▸ Dataset extract:
* Start *
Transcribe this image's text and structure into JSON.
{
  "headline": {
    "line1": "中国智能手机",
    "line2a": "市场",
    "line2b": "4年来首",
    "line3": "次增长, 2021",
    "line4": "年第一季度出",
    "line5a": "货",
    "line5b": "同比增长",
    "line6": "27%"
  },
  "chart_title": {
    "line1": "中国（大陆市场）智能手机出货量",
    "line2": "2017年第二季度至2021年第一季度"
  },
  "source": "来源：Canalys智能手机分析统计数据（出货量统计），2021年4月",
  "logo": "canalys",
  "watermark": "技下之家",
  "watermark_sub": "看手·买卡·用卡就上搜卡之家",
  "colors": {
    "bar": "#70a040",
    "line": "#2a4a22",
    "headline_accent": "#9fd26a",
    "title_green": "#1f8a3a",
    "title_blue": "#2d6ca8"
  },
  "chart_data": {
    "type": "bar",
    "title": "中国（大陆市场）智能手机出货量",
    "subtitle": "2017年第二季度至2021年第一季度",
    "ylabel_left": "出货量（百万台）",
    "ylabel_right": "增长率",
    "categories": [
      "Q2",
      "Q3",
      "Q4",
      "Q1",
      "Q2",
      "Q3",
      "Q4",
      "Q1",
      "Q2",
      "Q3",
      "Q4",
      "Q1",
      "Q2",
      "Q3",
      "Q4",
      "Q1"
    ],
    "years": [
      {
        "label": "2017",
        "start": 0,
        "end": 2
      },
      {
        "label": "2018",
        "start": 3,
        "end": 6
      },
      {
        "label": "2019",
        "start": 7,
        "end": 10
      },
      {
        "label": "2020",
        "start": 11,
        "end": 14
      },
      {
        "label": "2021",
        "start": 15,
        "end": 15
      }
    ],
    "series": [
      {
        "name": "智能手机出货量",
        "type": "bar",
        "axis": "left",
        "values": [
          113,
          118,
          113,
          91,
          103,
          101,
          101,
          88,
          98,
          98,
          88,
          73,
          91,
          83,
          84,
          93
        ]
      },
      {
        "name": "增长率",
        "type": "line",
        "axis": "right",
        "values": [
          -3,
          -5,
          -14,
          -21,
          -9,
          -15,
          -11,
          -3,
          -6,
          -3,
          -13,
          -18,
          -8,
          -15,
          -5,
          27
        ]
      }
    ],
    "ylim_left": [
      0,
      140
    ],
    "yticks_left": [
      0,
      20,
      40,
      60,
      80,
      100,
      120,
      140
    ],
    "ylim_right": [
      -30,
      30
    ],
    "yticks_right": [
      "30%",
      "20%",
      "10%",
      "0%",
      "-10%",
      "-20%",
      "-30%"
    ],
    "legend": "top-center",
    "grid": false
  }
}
* End *
▸ Instructions to follow:
Word for word, quote all of the data above.

▸ Solution to this problem:
Transcribe this image's text and structure into JSON.
{
  "headline": {
    "line1": "中国智能手机",
    "line2a": "市场",
    "line2b": "4年来首",
    "line3": "次增长, 2021",
    "line4": "年第一季度出",
    "line5a": "货",
    "line5b": "同比增长",
    "line6": "27%"
  },
  "chart_title": {
    "line1": "中国（大陆市场）智能手机出货量",
    "line2": "2017年第二季度至2021年第一季度"
  },
  "source": "来源：Canalys智能手机分析统计数据（出货量统计），2021年4月",
  "logo": "canalys",
  "watermark": "技下之家",
  "watermark_sub": "看手·买卡·用卡就上搜卡之家",
  "colors": {
    "bar": "#70a040",
    "line": "#2a4a22",
    "headline_accent": "#9fd26a",
    "title_green": "#1f8a3a",
    "title_blue": "#2d6ca8"
  },
  "chart_data": {
    "type": "bar",
    "title": "中国（大陆市场）智能手机出货量",
    "subtitle": "2017年第二季度至2021年第一季度",
    "ylabel_left": "出货量（百万台）",
    "ylabel_right": "增长率",
    "categories": [
      "Q2",
      "Q3",
      "Q4",
      "Q1",
      "Q2",
      "Q3",
      "Q4",
      "Q1",
      "Q2",
      "Q3",
      "Q4",
      "Q1",
      "Q2",
      "Q3",
      "Q4",
      "Q1"
    ],
    "years": [
      {
        "label": "2017",
        "start": 0,
        "end": 2
      },
      {
        "label": "2018",
        "start": 3,
        "end": 6
      },
      {
        "label": "2019",
        "start": 7,
        "end": 10
      },
      {
        "label": "2020",
        "start": 11,
        "end": 14
      },
      {
        "label": "2021",
        "start": 15,
        "end": 15
      }
    ],
    "series": [
      {
        "name": "智能手机出货量",
        "type": "bar",
        "axis": "left",
        "values": [
          113,
          118,
          113,
          91,
          103,
          101,
          101,
          88,
          98,
          98,
          88,
          73,
          91,
          83,
          84,
          93
        ]
      },
      {
        "name": "增长率",
        "type": "line",
        "axis": "right",
        "values": [
          -3,
          -5,
          -14,
          -21,
          -9,
          -15,
          -11,
          -3,
          -6,
          -3,
          -13,
          -18,
          -8,
          -15,
          -5,
          27
        ]
      }
    ],
    "ylim_left": [
      0,
      140
    ],
    "yticks_left": [
      0,
      20,
      40,
      60,
      80,
      100,
      120,
      140
    ],
    "ylim_right": [
      -30,
      30
    ],
    "yticks_right": [
      "30%",
      "20%",
      "10%",
      "0%",
      "-10%",
      "-20%",
      "-30%"
    ],
    "legend": "top-center",
    "grid": false
  }
}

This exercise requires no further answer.